Extracted records =
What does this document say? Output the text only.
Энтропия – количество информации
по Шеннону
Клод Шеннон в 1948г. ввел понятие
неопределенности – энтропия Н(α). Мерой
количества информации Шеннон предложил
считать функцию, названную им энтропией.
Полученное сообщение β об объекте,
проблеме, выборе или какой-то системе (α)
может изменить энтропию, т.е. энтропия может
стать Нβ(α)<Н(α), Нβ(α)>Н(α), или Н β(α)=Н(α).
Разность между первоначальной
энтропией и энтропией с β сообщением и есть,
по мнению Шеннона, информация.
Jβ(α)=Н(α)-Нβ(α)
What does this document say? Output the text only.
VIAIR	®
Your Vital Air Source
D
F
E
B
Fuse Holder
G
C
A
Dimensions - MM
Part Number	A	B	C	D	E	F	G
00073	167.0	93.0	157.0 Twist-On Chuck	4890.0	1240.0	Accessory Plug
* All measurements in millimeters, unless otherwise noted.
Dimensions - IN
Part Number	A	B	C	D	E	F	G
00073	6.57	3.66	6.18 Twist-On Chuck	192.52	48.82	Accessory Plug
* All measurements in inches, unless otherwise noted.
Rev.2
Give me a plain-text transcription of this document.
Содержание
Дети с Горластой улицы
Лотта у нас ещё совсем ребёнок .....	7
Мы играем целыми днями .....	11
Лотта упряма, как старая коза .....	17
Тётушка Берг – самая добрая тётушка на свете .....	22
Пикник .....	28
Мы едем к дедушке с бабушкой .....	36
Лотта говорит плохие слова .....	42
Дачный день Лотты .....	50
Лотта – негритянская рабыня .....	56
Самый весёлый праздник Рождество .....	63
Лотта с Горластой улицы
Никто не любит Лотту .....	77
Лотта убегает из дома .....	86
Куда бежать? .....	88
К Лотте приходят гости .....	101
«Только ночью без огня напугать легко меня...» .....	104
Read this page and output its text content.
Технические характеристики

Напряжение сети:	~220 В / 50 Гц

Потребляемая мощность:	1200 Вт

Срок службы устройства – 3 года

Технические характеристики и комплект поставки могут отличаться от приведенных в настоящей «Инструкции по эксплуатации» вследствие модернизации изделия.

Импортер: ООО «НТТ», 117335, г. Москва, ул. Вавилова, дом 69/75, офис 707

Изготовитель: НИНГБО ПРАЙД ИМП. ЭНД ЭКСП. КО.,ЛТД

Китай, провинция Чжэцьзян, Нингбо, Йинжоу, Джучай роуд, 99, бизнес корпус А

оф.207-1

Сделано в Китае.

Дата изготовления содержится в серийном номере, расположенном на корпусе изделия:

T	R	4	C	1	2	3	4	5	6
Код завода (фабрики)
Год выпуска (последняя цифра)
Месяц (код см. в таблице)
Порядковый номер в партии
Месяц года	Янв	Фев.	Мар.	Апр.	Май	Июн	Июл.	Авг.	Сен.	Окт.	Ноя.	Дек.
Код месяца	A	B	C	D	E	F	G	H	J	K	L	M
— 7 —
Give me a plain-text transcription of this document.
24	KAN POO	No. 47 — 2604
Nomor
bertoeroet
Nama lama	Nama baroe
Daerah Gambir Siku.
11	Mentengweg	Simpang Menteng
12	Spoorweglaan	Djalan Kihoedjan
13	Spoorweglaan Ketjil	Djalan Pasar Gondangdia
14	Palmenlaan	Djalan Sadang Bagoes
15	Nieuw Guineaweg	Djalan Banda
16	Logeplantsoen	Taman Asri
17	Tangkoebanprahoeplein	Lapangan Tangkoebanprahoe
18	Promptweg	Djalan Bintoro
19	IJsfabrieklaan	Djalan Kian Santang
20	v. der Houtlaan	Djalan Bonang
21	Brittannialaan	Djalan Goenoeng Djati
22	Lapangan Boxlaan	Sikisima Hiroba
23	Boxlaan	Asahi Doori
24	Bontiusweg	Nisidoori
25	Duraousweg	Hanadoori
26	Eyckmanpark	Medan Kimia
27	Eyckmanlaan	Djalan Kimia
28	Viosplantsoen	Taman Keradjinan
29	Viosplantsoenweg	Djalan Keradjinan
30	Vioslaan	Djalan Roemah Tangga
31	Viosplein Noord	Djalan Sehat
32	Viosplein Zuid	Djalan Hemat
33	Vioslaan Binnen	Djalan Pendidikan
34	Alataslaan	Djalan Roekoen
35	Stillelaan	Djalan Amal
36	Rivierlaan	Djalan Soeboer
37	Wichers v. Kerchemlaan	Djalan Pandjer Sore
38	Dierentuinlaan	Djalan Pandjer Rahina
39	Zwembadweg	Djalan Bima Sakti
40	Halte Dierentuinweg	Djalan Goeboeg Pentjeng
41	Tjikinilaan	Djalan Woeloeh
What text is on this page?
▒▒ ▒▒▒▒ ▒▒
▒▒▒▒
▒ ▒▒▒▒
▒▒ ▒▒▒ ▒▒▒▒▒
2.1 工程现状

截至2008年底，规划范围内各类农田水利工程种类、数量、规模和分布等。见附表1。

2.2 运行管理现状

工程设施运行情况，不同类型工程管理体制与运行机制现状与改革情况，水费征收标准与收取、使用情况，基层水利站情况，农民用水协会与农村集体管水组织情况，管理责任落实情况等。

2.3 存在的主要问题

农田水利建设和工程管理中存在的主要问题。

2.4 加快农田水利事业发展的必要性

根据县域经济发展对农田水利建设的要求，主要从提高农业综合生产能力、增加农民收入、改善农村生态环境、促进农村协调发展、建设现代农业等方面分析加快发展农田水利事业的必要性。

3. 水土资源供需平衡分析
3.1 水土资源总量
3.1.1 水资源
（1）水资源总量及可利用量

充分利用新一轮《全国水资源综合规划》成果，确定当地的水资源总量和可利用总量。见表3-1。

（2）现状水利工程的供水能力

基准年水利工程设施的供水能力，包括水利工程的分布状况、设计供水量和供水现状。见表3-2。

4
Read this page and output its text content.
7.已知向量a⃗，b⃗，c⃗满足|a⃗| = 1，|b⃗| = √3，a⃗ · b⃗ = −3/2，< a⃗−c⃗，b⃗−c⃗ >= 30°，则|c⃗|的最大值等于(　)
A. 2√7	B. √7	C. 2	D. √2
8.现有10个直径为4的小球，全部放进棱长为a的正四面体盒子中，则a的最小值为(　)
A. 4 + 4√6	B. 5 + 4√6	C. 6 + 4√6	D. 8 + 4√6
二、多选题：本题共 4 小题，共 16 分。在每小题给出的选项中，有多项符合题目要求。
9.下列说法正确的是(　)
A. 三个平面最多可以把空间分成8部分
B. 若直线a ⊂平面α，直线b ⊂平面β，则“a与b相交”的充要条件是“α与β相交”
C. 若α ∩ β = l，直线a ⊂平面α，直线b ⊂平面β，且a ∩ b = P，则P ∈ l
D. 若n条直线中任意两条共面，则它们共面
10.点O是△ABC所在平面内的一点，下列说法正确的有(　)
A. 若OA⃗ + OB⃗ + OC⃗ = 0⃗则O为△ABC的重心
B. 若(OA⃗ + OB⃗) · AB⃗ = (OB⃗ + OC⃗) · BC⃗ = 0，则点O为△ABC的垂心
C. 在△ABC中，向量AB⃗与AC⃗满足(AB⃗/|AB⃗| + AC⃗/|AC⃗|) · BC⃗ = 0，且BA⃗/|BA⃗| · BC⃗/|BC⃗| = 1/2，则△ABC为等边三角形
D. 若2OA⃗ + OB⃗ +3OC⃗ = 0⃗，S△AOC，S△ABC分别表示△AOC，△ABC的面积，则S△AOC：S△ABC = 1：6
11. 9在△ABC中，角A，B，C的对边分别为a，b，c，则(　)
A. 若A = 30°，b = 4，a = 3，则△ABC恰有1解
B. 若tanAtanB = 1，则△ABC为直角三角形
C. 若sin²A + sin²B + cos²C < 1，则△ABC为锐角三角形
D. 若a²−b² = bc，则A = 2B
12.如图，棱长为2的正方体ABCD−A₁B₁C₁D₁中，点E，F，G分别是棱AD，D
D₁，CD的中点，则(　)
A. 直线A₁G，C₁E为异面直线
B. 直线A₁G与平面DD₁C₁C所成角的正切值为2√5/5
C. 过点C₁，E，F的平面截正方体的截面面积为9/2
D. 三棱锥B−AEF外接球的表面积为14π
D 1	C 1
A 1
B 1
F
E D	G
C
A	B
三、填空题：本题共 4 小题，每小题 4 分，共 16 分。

GIVEN REQUEST = Search the data above for the string "unless" and copy each line that has it.

TASK RESULT =
* All measurements in millimeters, unless otherwise noted.
* All measurements in inches, unless otherwise noted.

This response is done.